WHAT YOU WILL DO:
Give every entry again, unchanged, and leave its images out.
※ ※ ※
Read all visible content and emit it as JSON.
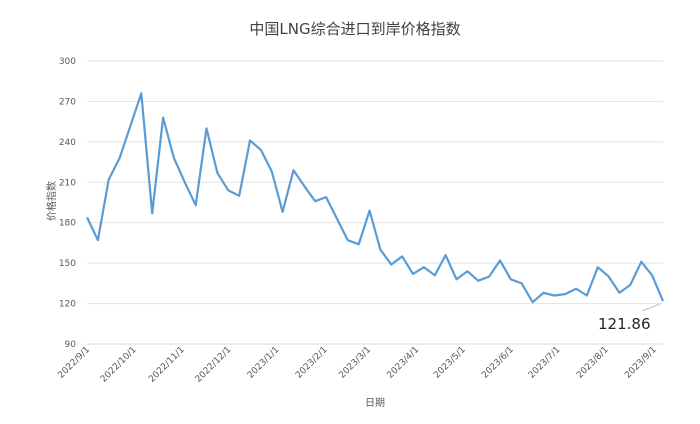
{
  "chart_data": {
    "type": "line",
    "title": "中国LNG综合进口到岸价格指数",
    "xlabel": "日期",
    "ylabel": "价格指数",
    "ylim": [
      90,
      300
    ],
    "yticks": [
      90,
      120,
      150,
      180,
      210,
      240,
      270,
      300
    ],
    "grid": "horizontal",
    "legend": "none",
    "xticks": [
      "2022/9/1",
      "2022/10/1",
      "2022/11/1",
      "2022/12/1",
      "2023/1/1",
      "2023/2/1",
      "2023/3/1",
      "2023/4/1",
      "2023/5/1",
      "2023/6/1",
      "2023/7/1",
      "2023/8/1",
      "2023/9/1"
    ],
    "series": [
      {
        "color": "#5b9bd5",
        "x": [
          "2022/9/1",
          "2022/9/8",
          "2022/9/15",
          "2022/9/22",
          "2022/9/29",
          "2022/10/6",
          "2022/10/13",
          "2022/10/20",
          "2022/10/27",
          "2022/11/3",
          "2022/11/10",
          "2022/11/17",
          "2022/11/24",
          "2022/12/1",
          "2022/12/8",
          "2022/12/15",
          "2022/12/22",
          "2022/12/29",
          "2023/1/5",
          "2023/1/12",
          "2023/1/19",
          "2023/1/26",
          "2023/2/2",
          "2023/2/9",
          "2023/2/16",
          "2023/2/23",
          "2023/3/2",
          "2023/3/9",
          "2023/3/16",
          "2023/3/23",
          "2023/3/30",
          "2023/4/6",
          "2023/4/13",
          "2023/4/20",
          "2023/4/27",
          "2023/5/4",
          "2023/5/11",
          "2023/5/18",
          "2023/5/25",
          "2023/6/1",
          "2023/6/8",
          "2023/6/15",
          "2023/6/22",
          "2023/6/29",
          "2023/7/6",
          "2023/7/13",
          "2023/7/20",
          "2023/7/27",
          "2023/8/3",
          "2023/8/10",
          "2023/8/17",
          "2023/8/24",
          "2023/8/31",
          "2023/9/7"
        ],
        "values": [
          184,
          167,
          212,
          228,
          252,
          276,
          187,
          258,
          228,
          210,
          193,
          250,
          217,
          204,
          200,
          241,
          234,
          218,
          188,
          219,
          207,
          196,
          199,
          183,
          167,
          164,
          189,
          160,
          149,
          155,
          142,
          147,
          141,
          156,
          138,
          144,
          137,
          140,
          152,
          138,
          135,
          121,
          128,
          126,
          127,
          131,
          126,
          147,
          140,
          128,
          134,
          151,
          141,
          121.86
        ]
      }
    ],
    "annotation": "121.86"
  }
}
※ ※ ※
REPLY TO THE TASK:
Read all visible content and emit it as JSON.
{
  "chart_data": {
    "type": "line",
    "title": "中国LNG综合进口到岸价格指数",
    "xlabel": "日期",
    "ylabel": "价格指数",
    "ylim": [
      90,
      300
    ],
    "yticks": [
      90,
      120,
      150,
      180,
      210,
      240,
      270,
      300
    ],
    "grid": "horizontal",
    "legend": "none",
    "xticks": [
      "2022/9/1",
      "2022/10/1",
      "2022/11/1",
      "2022/12/1",
      "2023/1/1",
      "2023/2/1",
      "2023/3/1",
      "2023/4/1",
      "2023/5/1",
      "2023/6/1",
      "2023/7/1",
      "2023/8/1",
      "2023/9/1"
    ],
    "series": [
      {
        "color": "#5b9bd5",
        "x": [
          "2022/9/1",
          "2022/9/8",
          "2022/9/15",
          "2022/9/22",
          "2022/9/29",
          "2022/10/6",
          "2022/10/13",
          "2022/10/20",
          "2022/10/27",
          "2022/11/3",
          "2022/11/10",
          "2022/11/17",
          "2022/11/24",
          "2022/12/1",
          "2022/12/8",
          "2022/12/15",
          "2022/12/22",
          "2022/12/29",
          "2023/1/5",
          "2023/1/12",
          "2023/1/19",
          "2023/1/26",
          "2023/2/2",
          "2023/2/9",
          "2023/2/16",
          "2023/2/23",
          "2023/3/2",
          "2023/3/9",
          "2023/3/16",
          "2023/3/23",
          "2023/3/30",
          "2023/4/6",
          "2023/4/13",
          "2023/4/20",
          "2023/4/27",
          "2023/5/4",
          "2023/5/11",
          "2023/5/18",
          "2023/5/25",
          "2023/6/1",
          "2023/6/8",
          "2023/6/15",
          "2023/6/22",
          "2023/6/29",
          "2023/7/6",
          "2023/7/13",
          "2023/7/20",
          "2023/7/27",
          "2023/8/3",
          "2023/8/10",
          "2023/8/17",
          "2023/8/24",
          "2023/8/31",
          "2023/9/7"
        ],
        "values": [
          184,
          167,
          212,
          228,
          252,
          276,
          187,
          258,
          228,
          210,
          193,
          250,
          217,
          204,
          200,
          241,
          234,
          218,
          188,
          219,
          207,
          196,
          199,
          183,
          167,
          164,
          189,
          160,
          149,
          155,
          142,
          147,
          141,
          156,
          138,
          144,
          137,
          140,
          152,
          138,
          135,
          121,
          128,
          126,
          127,
          131,
          126,
          147,
          140,
          128,
          134,
          151,
          141,
          121.86
        ]
      }
    ],
    "annotation": "121.86"
  }
}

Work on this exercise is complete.